Dataset records
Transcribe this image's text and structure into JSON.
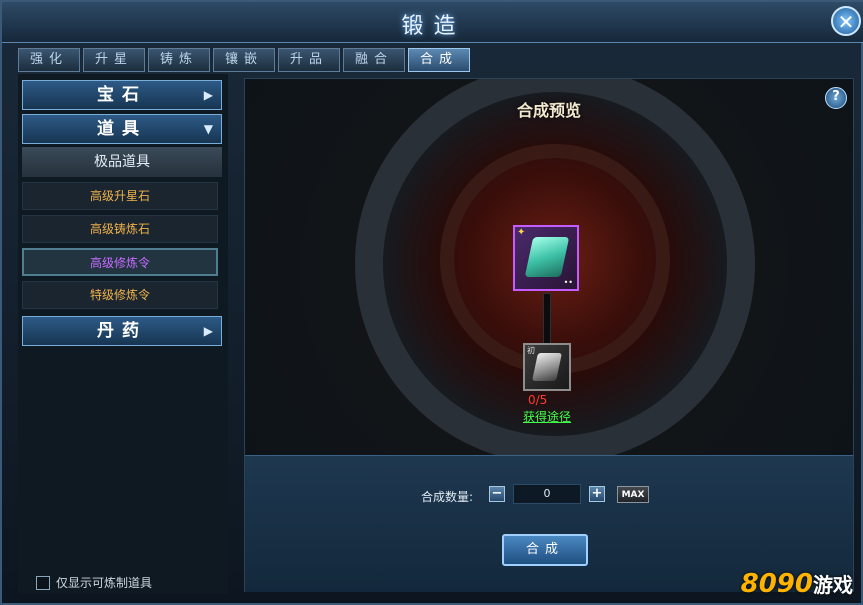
{
  "window": {
    "title": "锻造",
    "close_symbol": "✕"
  },
  "tabs": [
    {
      "label": "强化"
    },
    {
      "label": "升星"
    },
    {
      "label": "铸炼"
    },
    {
      "label": "镶嵌"
    },
    {
      "label": "升品"
    },
    {
      "label": "融合"
    },
    {
      "label": "合成",
      "active": true
    }
  ],
  "sidebar": {
    "categories": [
      {
        "label": "宝石",
        "arrow": "▶"
      },
      {
        "label": "道具",
        "arrow": "▼"
      },
      {
        "label": "丹药",
        "arrow": "▶"
      }
    ],
    "subheading": "极品道具",
    "items": [
      {
        "label": "高级升星石"
      },
      {
        "label": "高级铸炼石"
      },
      {
        "label": "高级修炼令",
        "selected": true
      },
      {
        "label": "特级修炼令"
      }
    ],
    "filter_label": "仅显示可炼制道具"
  },
  "preview": {
    "title": "合成预览",
    "help": "?",
    "material_count": "0/5",
    "source_link": "获得途径",
    "sub_tag": "初"
  },
  "controls": {
    "quantity_label": "合成数量:",
    "quantity_value": "0",
    "minus": "−",
    "plus": "+",
    "max_label": "MAX",
    "craft_label": "合成"
  },
  "watermark": {
    "text": "8090",
    "suffix": "游戏"
  },
  "colors": {
    "accent": "#79aedb",
    "selected_item": "#c66bff",
    "item_text": "#f0b24a",
    "count_red": "#ff3a2e",
    "link_green": "#42ff4a"
  }
}
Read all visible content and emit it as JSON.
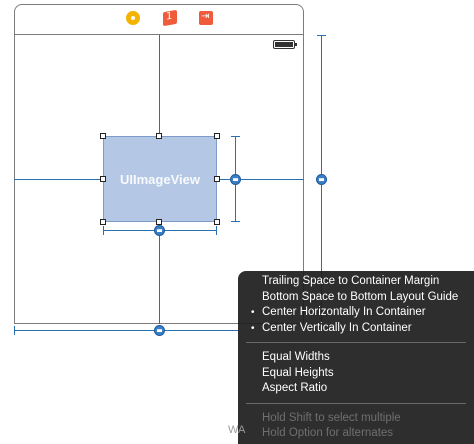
{
  "canvas": {
    "image_view_label": "UIImageView",
    "icons": {
      "view_controller": "view-controller-icon",
      "first_responder": "first-responder-cube-icon",
      "exit": "exit-icon",
      "battery": "battery-icon"
    },
    "colors": {
      "guide_blue": "#2a6fb0",
      "image_view_fill": "#b4c8e6",
      "dock_icon_yellow": "#f3b300",
      "dock_icon_red": "#f05b3c"
    }
  },
  "menu": {
    "group1": [
      {
        "label": "Trailing Space to Container Margin",
        "selected": false
      },
      {
        "label": "Bottom Space to Bottom Layout Guide",
        "selected": false
      },
      {
        "label": "Center Horizontally In Container",
        "selected": true
      },
      {
        "label": "Center Vertically In Container",
        "selected": true
      }
    ],
    "group2": [
      {
        "label": "Equal Widths"
      },
      {
        "label": "Equal Heights"
      },
      {
        "label": "Aspect Ratio"
      }
    ],
    "hints": [
      "Hold Shift to select multiple",
      "Hold Option for alternates"
    ],
    "bullet": "•"
  },
  "watermark": "WA"
}
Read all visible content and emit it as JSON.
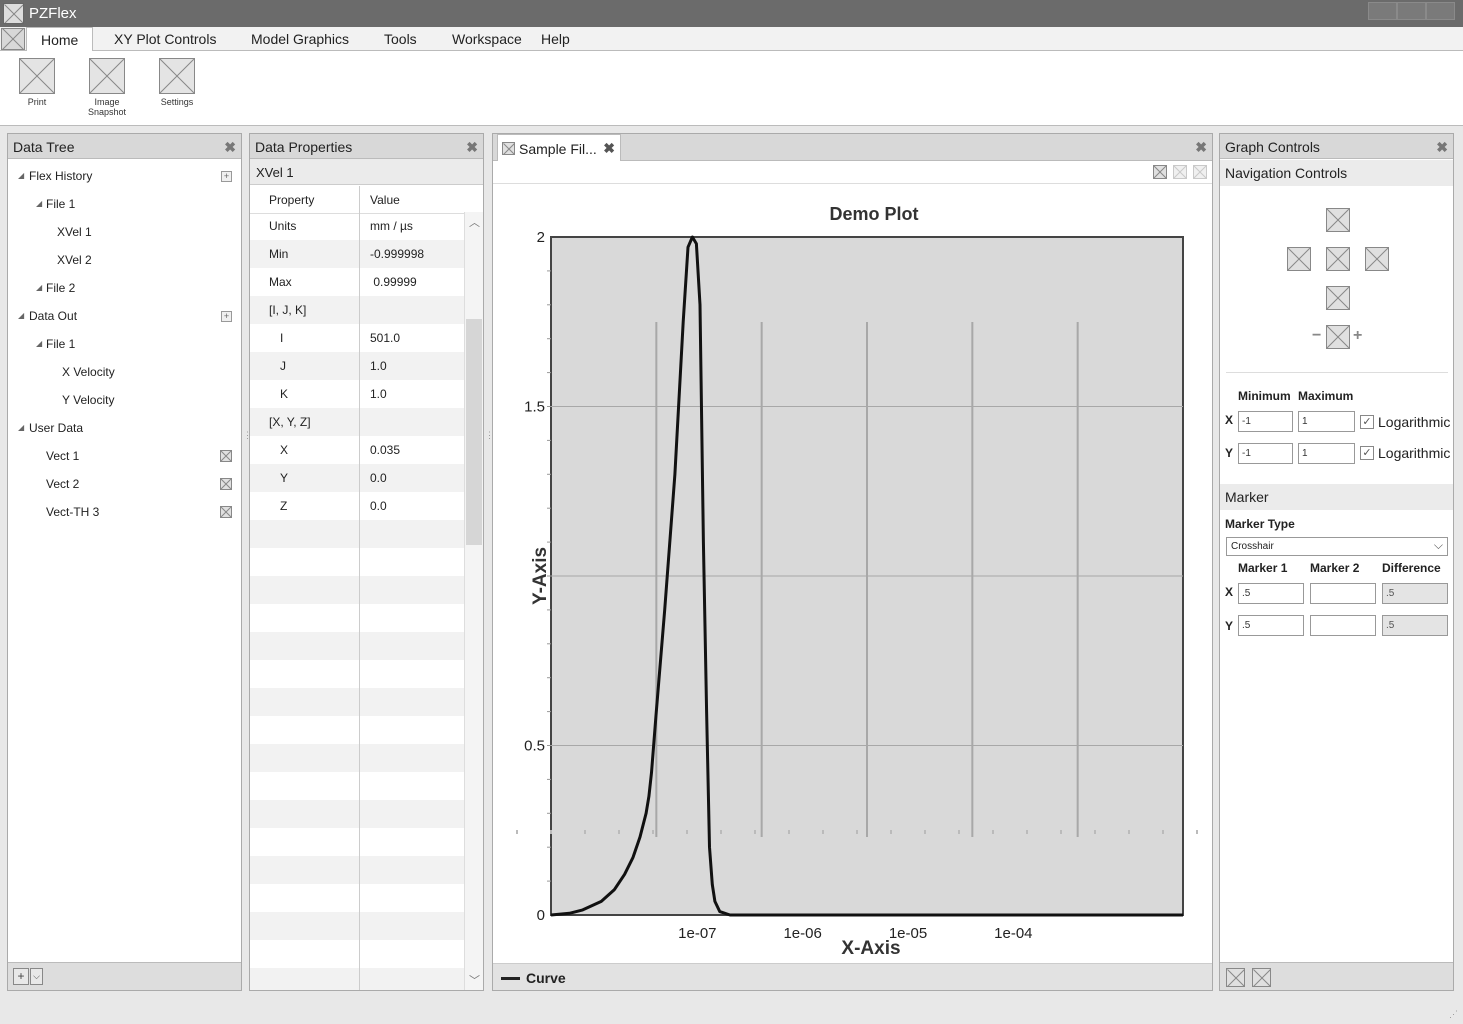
{
  "app": {
    "title": "PZFlex"
  },
  "menu": {
    "tabs": [
      "Home",
      "XY Plot Controls",
      "Model Graphics",
      "Tools",
      "Workspace",
      "Help"
    ]
  },
  "ribbon": {
    "print": "Print",
    "snapshot": "Image Snapshot",
    "settings": "Settings"
  },
  "data_tree": {
    "title": "Data Tree",
    "items": [
      {
        "label": "Flex History",
        "level": 0,
        "expanded": true,
        "action": "add"
      },
      {
        "label": "File 1",
        "level": 1,
        "expanded": true
      },
      {
        "label": "XVel 1",
        "level": 2
      },
      {
        "label": "XVel 2",
        "level": 2
      },
      {
        "label": "File 2",
        "level": 1,
        "expanded": true
      },
      {
        "label": "Data Out",
        "level": 0,
        "expanded": true,
        "action": "add"
      },
      {
        "label": "File 1",
        "level": 1,
        "expanded": true
      },
      {
        "label": "X Velocity",
        "level": 2
      },
      {
        "label": "Y Velocity",
        "level": 2
      },
      {
        "label": "User Data",
        "level": 0,
        "expanded": true
      },
      {
        "label": "Vect 1",
        "level": 1,
        "action": "remove"
      },
      {
        "label": "Vect 2",
        "level": 1,
        "action": "remove"
      },
      {
        "label": "Vect-TH 3",
        "level": 1,
        "action": "remove"
      }
    ],
    "footer": {
      "add_label": "+",
      "dropdown_label": "v"
    }
  },
  "data_properties": {
    "title": "Data Properties",
    "selected": "XVel 1",
    "headers": {
      "property": "Property",
      "value": "Value"
    },
    "rows": [
      {
        "property": "Units",
        "value": "mm / µs",
        "indent": false
      },
      {
        "property": "Min",
        "value": "-0.999998",
        "indent": false
      },
      {
        "property": "Max",
        "value": " 0.99999",
        "indent": false
      },
      {
        "property": "[I, J, K]",
        "value": "",
        "indent": false
      },
      {
        "property": "I",
        "value": "501.0",
        "indent": true
      },
      {
        "property": "J",
        "value": "1.0",
        "indent": true
      },
      {
        "property": "K",
        "value": "1.0",
        "indent": true
      },
      {
        "property": "[X, Y, Z]",
        "value": "",
        "indent": false
      },
      {
        "property": "X",
        "value": "0.035",
        "indent": true
      },
      {
        "property": "Y",
        "value": "0.0",
        "indent": true
      },
      {
        "property": "Z",
        "value": "0.0",
        "indent": true
      }
    ]
  },
  "plot": {
    "tab_label": "Sample Fil...",
    "legend_label": "Curve"
  },
  "chart_data": {
    "type": "line",
    "title": "Demo Plot",
    "xlabel": "X-Axis",
    "ylabel": "Y-Axis",
    "x_scale": "log",
    "xlim": [
      1e-08,
      0.01
    ],
    "ylim": [
      0,
      2
    ],
    "x_tick_labels": [
      "1e-07",
      "1e-06",
      "1e-05",
      "1e-04"
    ],
    "y_tick_labels": [
      "0",
      "0.5",
      "1.5",
      "2"
    ],
    "y_ticks": [
      0,
      0.5,
      1.5,
      2
    ],
    "grid": true,
    "legend": "bottom",
    "series": [
      {
        "name": "Curve",
        "x": [
          1e-08,
          1.5e-08,
          2e-08,
          3e-08,
          4e-08,
          5e-08,
          6e-08,
          7e-08,
          8e-08,
          8.5e-08,
          9e-08,
          1e-07,
          1.2e-07,
          1.5e-07,
          1.8e-07,
          2e-07,
          2.2e-07,
          2.4e-07,
          2.6e-07,
          2.8e-07,
          3e-07,
          3.2e-07,
          3.4e-07,
          3.6e-07,
          4e-07,
          5e-07,
          1e-06,
          1e-05,
          0.0001,
          0.01
        ],
        "y": [
          0.0,
          0.005,
          0.015,
          0.04,
          0.075,
          0.12,
          0.17,
          0.23,
          0.3,
          0.35,
          0.42,
          0.6,
          0.9,
          1.3,
          1.75,
          1.97,
          2.0,
          1.98,
          1.8,
          1.1,
          0.6,
          0.2,
          0.09,
          0.04,
          0.01,
          0.0,
          0.0,
          0.0,
          0.0,
          0.0
        ]
      }
    ],
    "colors": {
      "line": "#111111",
      "plot_bg": "#d9d9d9",
      "grid": "#a8a8a8"
    }
  },
  "graph_controls": {
    "title": "Graph Controls",
    "navigation_title": "Navigation Controls",
    "zoom_minus": "−",
    "zoom_plus": "+",
    "range": {
      "min_label": "Minimum",
      "max_label": "Maximum",
      "x_label": "X",
      "y_label": "Y",
      "x_min": "-1",
      "x_max": "1",
      "y_min": "-1",
      "y_max": "1",
      "x_log_label": "Logarithmic",
      "y_log_label": "Logarithmic",
      "x_log": true,
      "y_log": true
    },
    "marker": {
      "title": "Marker",
      "type_label": "Marker Type",
      "type_value": "Crosshair",
      "col1": "Marker 1",
      "col2": "Marker 2",
      "col3": "Difference",
      "x_label": "X",
      "y_label": "Y",
      "x1": ".5",
      "x2": "",
      "xdiff": ".5",
      "y1": ".5",
      "y2": "",
      "ydiff": ".5"
    }
  }
}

(SHORT EXERCISE) Without the pictures, return all the records precisely as they stand.

(CORRECT RESULT)
Transcribe this image's text and structure into JSON.
{
  "window": {
    "title": "锻造",
    "close_symbol": "✕"
  },
  "tabs": [
    {
      "label": "强化"
    },
    {
      "label": "升星"
    },
    {
      "label": "铸炼"
    },
    {
      "label": "镶嵌"
    },
    {
      "label": "升品"
    },
    {
      "label": "融合"
    },
    {
      "label": "合成",
      "active": true
    }
  ],
  "sidebar": {
    "categories": [
      {
        "label": "宝石",
        "arrow": "▶"
      },
      {
        "label": "道具",
        "arrow": "▼"
      },
      {
        "label": "丹药",
        "arrow": "▶"
      }
    ],
    "subheading": "极品道具",
    "items": [
      {
        "label": "高级升星石"
      },
      {
        "label": "高级铸炼石"
      },
      {
        "label": "高级修炼令",
        "selected": true
      },
      {
        "label": "特级修炼令"
      }
    ],
    "filter_label": "仅显示可炼制道具"
  },
  "preview": {
    "title": "合成预览",
    "help": "?",
    "material_count": "0/5",
    "source_link": "获得途径",
    "sub_tag": "初"
  },
  "controls": {
    "quantity_label": "合成数量:",
    "quantity_value": "0",
    "minus": "−",
    "plus": "+",
    "max_label": "MAX",
    "craft_label": "合成"
  },
  "watermark": {
    "text": "8090",
    "suffix": "游戏"
  },
  "colors": {
    "accent": "#79aedb",
    "selected_item": "#c66bff",
    "item_text": "#f0b24a",
    "count_red": "#ff3a2e",
    "link_green": "#42ff4a"
  }
}
Read all visible content and emit it as JSON.
{
  "canvas": {
    "image_view_label": "UIImageView",
    "icons": {
      "view_controller": "view-controller-icon",
      "first_responder": "first-responder-cube-icon",
      "exit": "exit-icon",
      "battery": "battery-icon"
    },
    "colors": {
      "guide_blue": "#2a6fb0",
      "image_view_fill": "#b4c8e6",
      "dock_icon_yellow": "#f3b300",
      "dock_icon_red": "#f05b3c"
    }
  },
  "menu": {
    "group1": [
      {
        "label": "Trailing Space to Container Margin",
        "selected": false
      },
      {
        "label": "Bottom Space to Bottom Layout Guide",
        "selected": false
      },
      {
        "label": "Center Horizontally In Container",
        "selected": true
      },
      {
        "label": "Center Vertically In Container",
        "selected": true
      }
    ],
    "group2": [
      {
        "label": "Equal Widths"
      },
      {
        "label": "Equal Heights"
      },
      {
        "label": "Aspect Ratio"
      }
    ],
    "hints": [
      "Hold Shift to select multiple",
      "Hold Option for alternates"
    ],
    "bullet": "•"
  },
  "watermark": "WA"
}
Read all visible content and emit it as JSON.
{
  "app": {
    "title": "PZFlex"
  },
  "menu": {
    "tabs": [
      "Home",
      "XY Plot Controls",
      "Model Graphics",
      "Tools",
      "Workspace",
      "Help"
    ]
  },
  "ribbon": {
    "print": "Print",
    "snapshot": "Image Snapshot",
    "settings": "Settings"
  },
  "data_tree": {
    "title": "Data Tree",
    "items": [
      {
        "label": "Flex History",
        "level": 0,
        "expanded": true,
        "action": "add"
      },
      {
        "label": "File 1",
        "level": 1,
        "expanded": true
      },
      {
        "label": "XVel 1",
        "level": 2
      },
      {
        "label": "XVel 2",
        "level": 2
      },
      {
        "label": "File 2",
        "level": 1,
        "expanded": true
      },
      {
        "label": "Data Out",
        "level": 0,
        "expanded": true,
        "action": "add"
      },
      {
        "label": "File 1",
        "level": 1,
        "expanded": true
      },
      {
        "label": "X Velocity",
        "level": 2
      },
      {
        "label": "Y Velocity",
        "level": 2
      },
      {
        "label": "User Data",
        "level": 0,
        "expanded": true
      },
      {
        "label": "Vect 1",
        "level": 1,
        "action": "remove"
      },
      {
        "label": "Vect 2",
        "level": 1,
        "action": "remove"
      },
      {
        "label": "Vect-TH 3",
        "level": 1,
        "action": "remove"
      }
    ],
    "footer": {
      "add_label": "+",
      "dropdown_label": "v"
    }
  },
  "data_properties": {
    "title": "Data Properties",
    "selected": "XVel 1",
    "headers": {
      "property": "Property",
      "value": "Value"
    },
    "rows": [
      {
        "property": "Units",
        "value": "mm / µs",
        "indent": false
      },
      {
        "property": "Min",
        "value": "-0.999998",
        "indent": false
      },
      {
        "property": "Max",
        "value": " 0.99999",
        "indent": false
      },
      {
        "property": "[I, J, K]",
        "value": "",
        "indent": false
      },
      {
        "property": "I",
        "value": "501.0",
        "indent": true
      },
      {
        "property": "J",
        "value": "1.0",
        "indent": true
      },
      {
        "property": "K",
        "value": "1.0",
        "indent": true
      },
      {
        "property": "[X, Y, Z]",
        "value": "",
        "indent": false
      },
      {
        "property": "X",
        "value": "0.035",
        "indent": true
      },
      {
        "property": "Y",
        "value": "0.0",
        "indent": true
      },
      {
        "property": "Z",
        "value": "0.0",
        "indent": true
      }
    ]
  },
  "plot": {
    "tab_label": "Sample Fil...",
    "legend_label": "Curve"
  },
  "chart_data": {
    "type": "line",
    "title": "Demo Plot",
    "xlabel": "X-Axis",
    "ylabel": "Y-Axis",
    "x_scale": "log",
    "xlim": [
      1e-08,
      0.01
    ],
    "ylim": [
      0,
      2
    ],
    "x_tick_labels": [
      "1e-07",
      "1e-06",
      "1e-05",
      "1e-04"
    ],
    "y_tick_labels": [
      "0",
      "0.5",
      "1.5",
      "2"
    ],
    "y_ticks": [
      0,
      0.5,
      1.5,
      2
    ],
    "grid": true,
    "legend": "bottom",
    "series": [
      {
        "name": "Curve",
        "x": [
          1e-08,
          1.5e-08,
          2e-08,
          3e-08,
          4e-08,
          5e-08,
          6e-08,
          7e-08,
          8e-08,
          8.5e-08,
          9e-08,
          1e-07,
          1.2e-07,
          1.5e-07,
          1.8e-07,
          2e-07,
          2.2e-07,
          2.4e-07,
          2.6e-07,
          2.8e-07,
          3e-07,
          3.2e-07,
          3.4e-07,
          3.6e-07,
          4e-07,
          5e-07,
          1e-06,
          1e-05,
          0.0001,
          0.01
        ],
        "y": [
          0.0,
          0.005,
          0.015,
          0.04,
          0.075,
          0.12,
          0.17,
          0.23,
          0.3,
          0.35,
          0.42,
          0.6,
          0.9,
          1.3,
          1.75,
          1.97,
          2.0,
          1.98,
          1.8,
          1.1,
          0.6,
          0.2,
          0.09,
          0.04,
          0.01,
          0.0,
          0.0,
          0.0,
          0.0,
          0.0
        ]
      }
    ],
    "colors": {
      "line": "#111111",
      "plot_bg": "#d9d9d9",
      "grid": "#a8a8a8"
    }
  },
  "graph_controls": {
    "title": "Graph Controls",
    "navigation_title": "Navigation Controls",
    "zoom_minus": "−",
    "zoom_plus": "+",
    "range": {
      "min_label": "Minimum",
      "max_label": "Maximum",
      "x_label": "X",
      "y_label": "Y",
      "x_min": "-1",
      "x_max": "1",
      "y_min": "-1",
      "y_max": "1",
      "x_log_label": "Logarithmic",
      "y_log_label": "Logarithmic",
      "x_log": true,
      "y_log": true
    },
    "marker": {
      "title": "Marker",
      "type_label": "Marker Type",
      "type_value": "Crosshair",
      "col1": "Marker 1",
      "col2": "Marker 2",
      "col3": "Difference",
      "x_label": "X",
      "y_label": "Y",
      "x1": ".5",
      "x2": "",
      "xdiff": ".5",
      "y1": ".5",
      "y2": "",
      "ydiff": ".5"
    }
  }
}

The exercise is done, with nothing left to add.